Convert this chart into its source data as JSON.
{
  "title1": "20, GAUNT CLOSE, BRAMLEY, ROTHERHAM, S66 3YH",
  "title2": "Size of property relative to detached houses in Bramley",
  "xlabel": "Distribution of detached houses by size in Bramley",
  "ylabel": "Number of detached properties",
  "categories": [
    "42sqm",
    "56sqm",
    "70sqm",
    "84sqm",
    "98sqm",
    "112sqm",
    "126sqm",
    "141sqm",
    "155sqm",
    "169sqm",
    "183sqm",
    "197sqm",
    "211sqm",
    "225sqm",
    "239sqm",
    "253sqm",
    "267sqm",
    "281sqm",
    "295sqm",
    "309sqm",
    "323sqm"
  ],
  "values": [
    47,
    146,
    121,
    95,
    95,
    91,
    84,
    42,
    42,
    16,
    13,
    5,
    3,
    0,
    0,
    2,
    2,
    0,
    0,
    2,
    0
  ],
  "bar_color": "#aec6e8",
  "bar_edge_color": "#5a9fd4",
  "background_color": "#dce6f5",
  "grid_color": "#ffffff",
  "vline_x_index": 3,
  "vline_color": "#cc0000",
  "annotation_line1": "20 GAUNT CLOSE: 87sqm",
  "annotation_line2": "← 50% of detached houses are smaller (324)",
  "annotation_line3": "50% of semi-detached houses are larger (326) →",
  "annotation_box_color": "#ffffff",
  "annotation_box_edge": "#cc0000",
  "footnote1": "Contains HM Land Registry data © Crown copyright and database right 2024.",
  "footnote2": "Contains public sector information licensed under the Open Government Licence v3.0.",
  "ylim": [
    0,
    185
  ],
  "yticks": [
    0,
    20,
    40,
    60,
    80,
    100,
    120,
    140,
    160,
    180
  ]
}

> **Instruction**: Set down all of the data above, word for word.

> **Full solution**:
Convert this chart into its source data as JSON.
{
  "title1": "20, GAUNT CLOSE, BRAMLEY, ROTHERHAM, S66 3YH",
  "title2": "Size of property relative to detached houses in Bramley",
  "xlabel": "Distribution of detached houses by size in Bramley",
  "ylabel": "Number of detached properties",
  "categories": [
    "42sqm",
    "56sqm",
    "70sqm",
    "84sqm",
    "98sqm",
    "112sqm",
    "126sqm",
    "141sqm",
    "155sqm",
    "169sqm",
    "183sqm",
    "197sqm",
    "211sqm",
    "225sqm",
    "239sqm",
    "253sqm",
    "267sqm",
    "281sqm",
    "295sqm",
    "309sqm",
    "323sqm"
  ],
  "values": [
    47,
    146,
    121,
    95,
    95,
    91,
    84,
    42,
    42,
    16,
    13,
    5,
    3,
    0,
    0,
    2,
    2,
    0,
    0,
    2,
    0
  ],
  "bar_color": "#aec6e8",
  "bar_edge_color": "#5a9fd4",
  "background_color": "#dce6f5",
  "grid_color": "#ffffff",
  "vline_x_index": 3,
  "vline_color": "#cc0000",
  "annotation_line1": "20 GAUNT CLOSE: 87sqm",
  "annotation_line2": "← 50% of detached houses are smaller (324)",
  "annotation_line3": "50% of semi-detached houses are larger (326) →",
  "annotation_box_color": "#ffffff",
  "annotation_box_edge": "#cc0000",
  "footnote1": "Contains HM Land Registry data © Crown copyright and database right 2024.",
  "footnote2": "Contains public sector information licensed under the Open Government Licence v3.0.",
  "ylim": [
    0,
    185
  ],
  "yticks": [
    0,
    20,
    40,
    60,
    80,
    100,
    120,
    140,
    160,
    180
  ]
}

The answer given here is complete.